-- EXERCISE --
Return all lines that include the string "other".

Dataset excerpt
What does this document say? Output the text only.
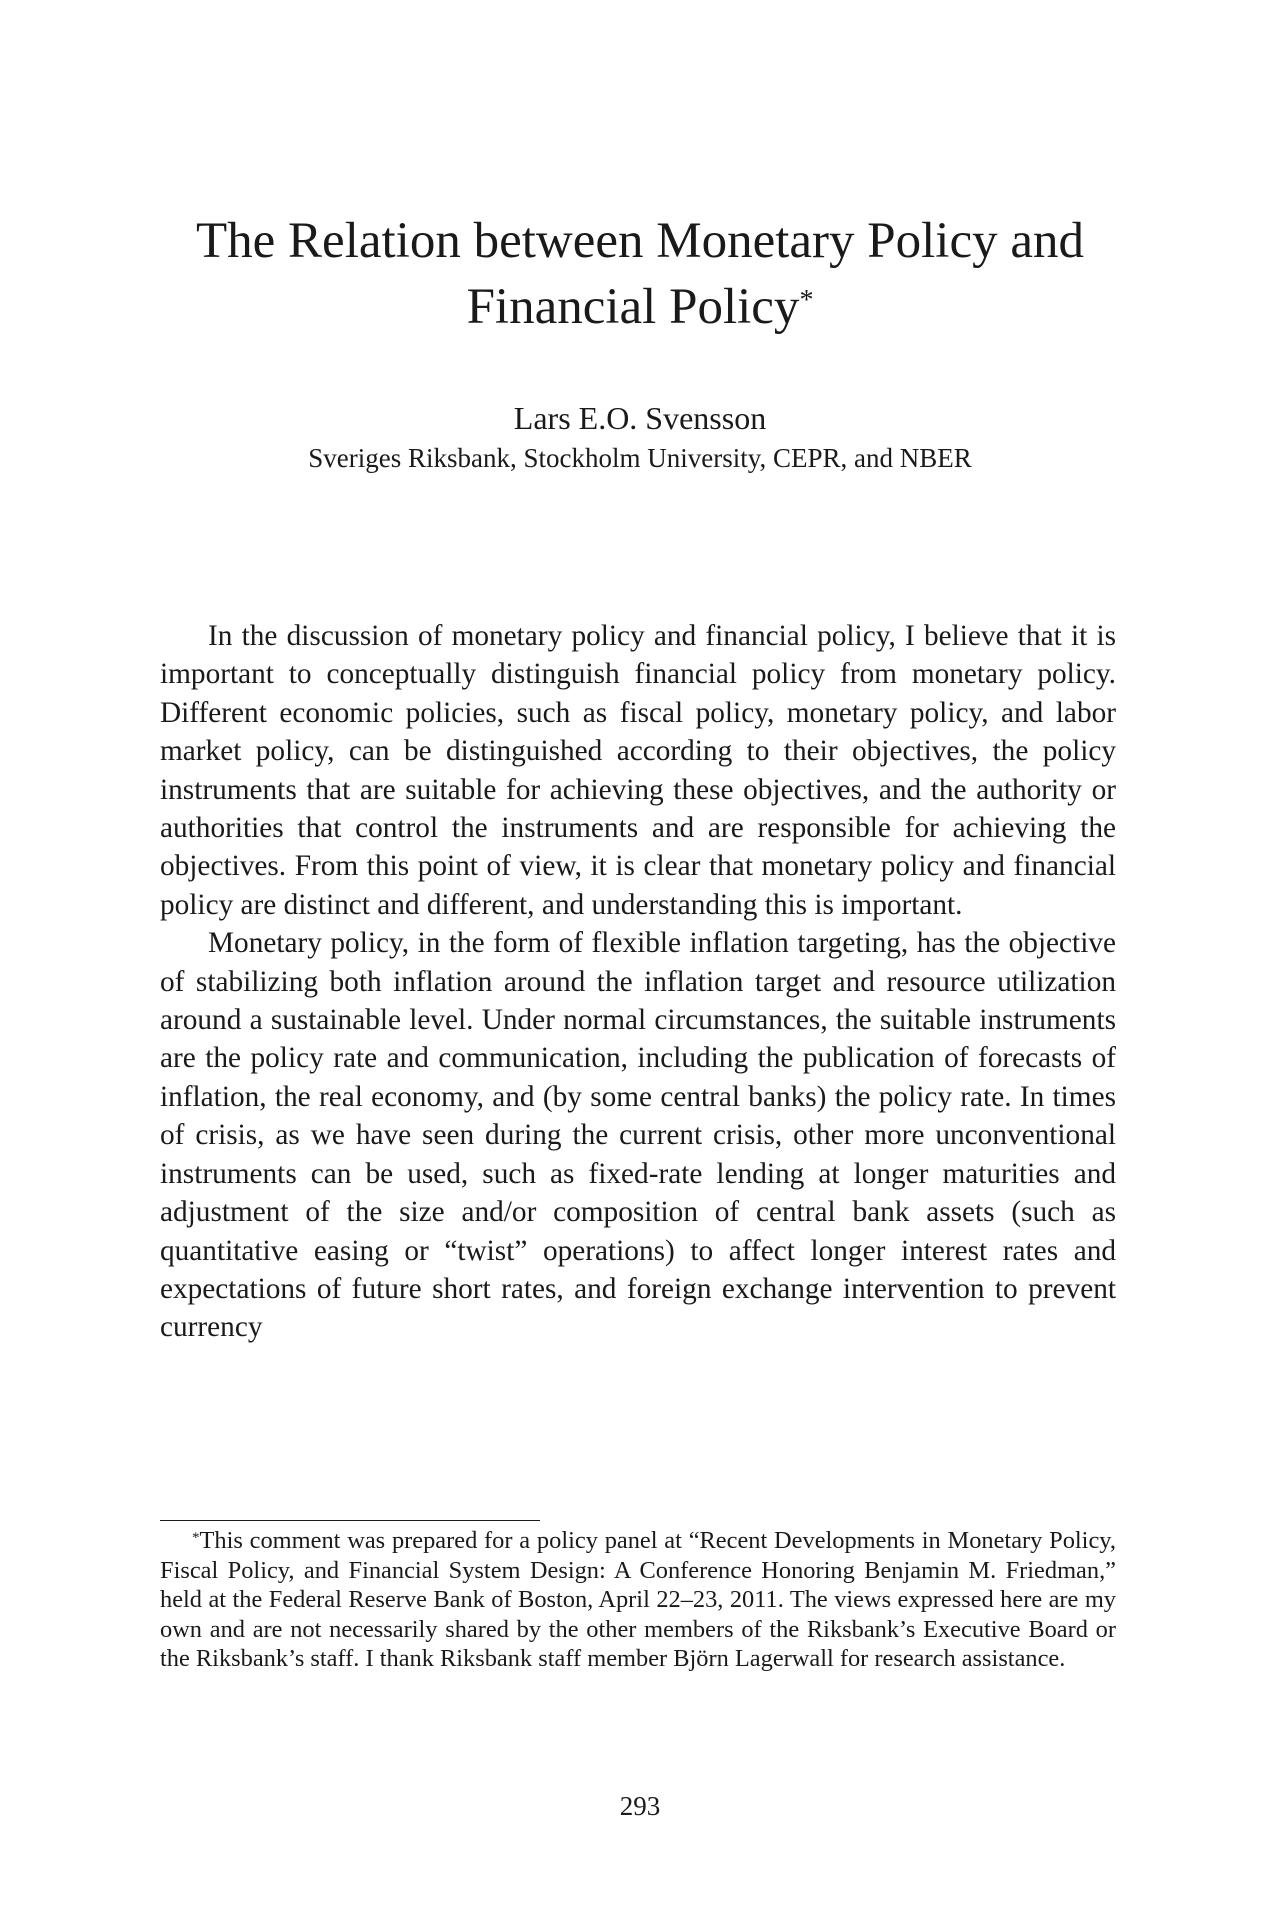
The Relation between Monetary Policy and Financial Policy*

Lars E.O. Svensson

Sveriges Riksbank, Stockholm University, CEPR, and NBER

In the discussion of monetary policy and financial policy, I believe that it is important to conceptually distinguish financial policy from monetary policy. Different economic policies, such as fiscal policy, monetary policy, and labor market policy, can be distinguished according to their objectives, the policy instruments that are suitable for achieving these objectives, and the authority or authorities that control the instruments and are responsible for achieving the objectives. From this point of view, it is clear that monetary policy and financial policy are distinct and different, and understanding this is important.

Monetary policy, in the form of flexible inflation targeting, has the objective of stabilizing both inflation around the inflation target and resource utilization around a sustainable level. Under normal circumstances, the suitable instruments are the policy rate and communication, including the publication of forecasts of inflation, the real economy, and (by some central banks) the policy rate. In times of crisis, as we have seen during the current crisis, other more unconventional instruments can be used, such as fixed-rate lending at longer maturities and adjustment of the size and/or composition of central bank assets (such as quantitative easing or “twist” operations) to affect longer interest rates and expectations of future short rates, and foreign exchange intervention to prevent currency

*This comment was prepared for a policy panel at “Recent Developments in Monetary Policy, Fiscal Policy, and Financial System Design: A Conference Honoring Benjamin M. Friedman,” held at the Federal Reserve Bank of Boston, April 22–23, 2011. The views expressed here are my own and are not necessarily shared by the other members of the Riksbank’s Executive Board or the Riksbank’s staff. I thank Riksbank staff member Björn Lagerwall for research assistance.

293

-- FULL ANSWER --
Monetary policy, in the form of flexible inflation targeting, has the objective of stabilizing both inflation around the inflation target and resource utilization around a sustainable level. Under normal circumstances, the suitable instruments are the policy rate and communication, including the publication of forecasts of inflation, the real economy, and (by some central banks) the policy rate. In times of crisis, as we have seen during the current crisis, other more unconventional instruments can be used, such as fixed-rate lending at longer maturities and adjustment of the size and/or composition of central bank assets (such as quantitative easing or “twist” operations) to affect longer interest rates and expectations of future short rates, and foreign exchange intervention to prevent currency
*This comment was prepared for a policy panel at “Recent Developments in Monetary Policy, Fiscal Policy, and Financial System Design: A Conference Honoring Benjamin M. Friedman,” held at the Federal Reserve Bank of Boston, April 22–23, 2011. The views expressed here are my own and are not necessarily shared by the other members of the Riksbank’s Executive Board or the Riksbank’s staff. I thank Riksbank staff member Björn Lagerwall for research assistance.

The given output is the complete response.